Input material:
********

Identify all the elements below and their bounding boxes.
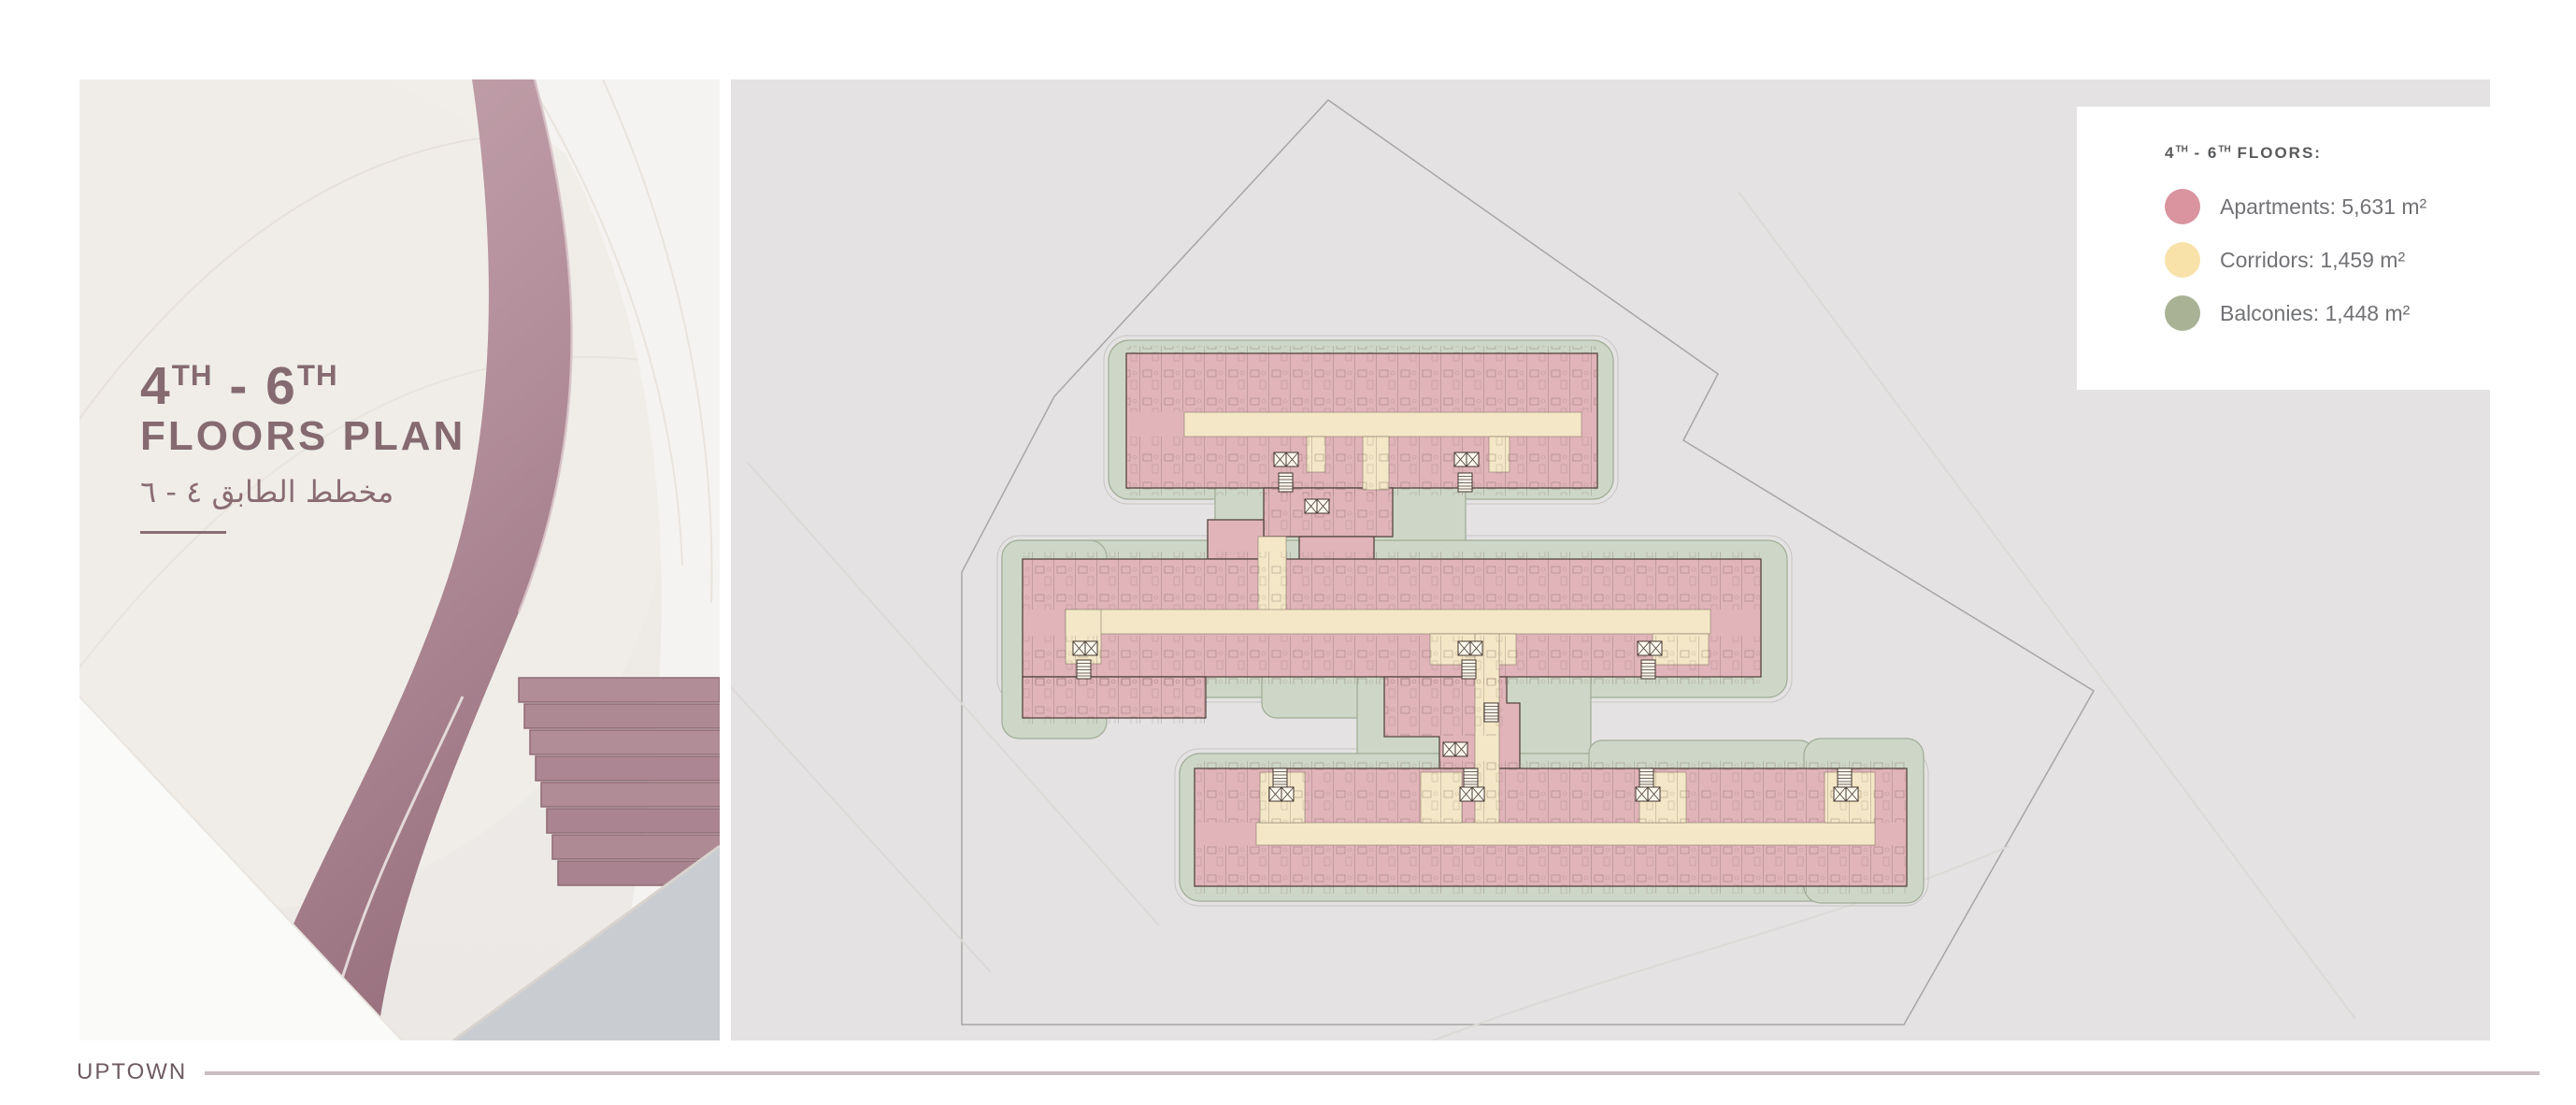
legend-box: 4TH - 6TH FLOORS: Apartments: 5,631 m² C…	[2077, 107, 2524, 390]
staircase-photo-art	[79, 79, 720, 1040]
title-arabic: مخطط الطابق ٤ - ٦	[140, 476, 465, 509]
apartments-color-swatch	[2165, 189, 2200, 224]
title-floors-plan: FLOORS PLAN	[140, 413, 465, 461]
page-title: 4TH - 6TH FLOORS PLAN مخطط الطابق ٤ - ٦	[140, 360, 465, 534]
legend-header: 4TH - 6TH FLOORS:	[2165, 144, 2524, 163]
corridors-color-swatch	[2165, 242, 2200, 278]
footer: UPTOWN	[77, 1059, 2540, 1085]
legend-item-apartments: Apartments: 5,631 m²	[2165, 189, 2524, 224]
title-floors-range: 4TH - 6TH	[140, 360, 465, 413]
corridors-label: Corridors: 1,459 m²	[2220, 248, 2405, 273]
balconies-color-swatch	[2165, 295, 2200, 331]
footer-rule	[205, 1071, 2540, 1075]
title-underline	[140, 531, 226, 534]
staircase-photo: 4TH - 6TH FLOORS PLAN مخطط الطابق ٤ - ٦	[79, 79, 720, 1040]
apartments-label: Apartments: 5,631 m²	[2220, 194, 2426, 220]
legend-item-balconies: Balconies: 1,448 m²	[2165, 295, 2524, 331]
brochure-page: 4TH - 6TH FLOORS PLAN مخطط الطابق ٤ - ٦	[0, 0, 2576, 1105]
brand-name: UPTOWN	[77, 1059, 187, 1085]
legend-item-corridors: Corridors: 1,459 m²	[2165, 242, 2524, 278]
balconies-label: Balconies: 1,448 m²	[2220, 301, 2410, 326]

********

Please reproduce every line of the listing above word for word, but leave out the pictures.

Solution to the problem:
Identify all the elements below and their bounding boxes.
legend-box: 4TH - 6TH FLOORS: Apartments: 5,631 m² C…	[2077, 107, 2524, 390]
staircase-photo-art	[79, 79, 720, 1040]
title-arabic: مخطط الطابق ٤ - ٦	[140, 476, 465, 509]
apartments-color-swatch	[2165, 189, 2200, 224]
title-floors-plan: FLOORS PLAN	[140, 413, 465, 461]
page-title: 4TH - 6TH FLOORS PLAN مخطط الطابق ٤ - ٦	[140, 360, 465, 534]
legend-header: 4TH - 6TH FLOORS:	[2165, 144, 2524, 163]
corridors-color-swatch	[2165, 242, 2200, 278]
footer: UPTOWN	[77, 1059, 2540, 1085]
legend-item-apartments: Apartments: 5,631 m²	[2165, 189, 2524, 224]
title-floors-range: 4TH - 6TH	[140, 360, 465, 413]
corridors-label: Corridors: 1,459 m²	[2220, 248, 2405, 273]
balconies-color-swatch	[2165, 295, 2200, 331]
footer-rule	[205, 1071, 2540, 1075]
title-underline	[140, 531, 226, 534]
staircase-photo: 4TH - 6TH FLOORS PLAN مخطط الطابق ٤ - ٦	[79, 79, 720, 1040]
apartments-label: Apartments: 5,631 m²	[2220, 194, 2426, 220]
legend-item-balconies: Balconies: 1,448 m²	[2165, 295, 2524, 331]
brochure-page: 4TH - 6TH FLOORS PLAN مخطط الطابق ٤ - ٦	[0, 0, 2576, 1105]
brand-name: UPTOWN	[77, 1059, 187, 1085]
legend-item-corridors: Corridors: 1,459 m²	[2165, 242, 2524, 278]
balconies-label: Balconies: 1,448 m²	[2220, 301, 2410, 326]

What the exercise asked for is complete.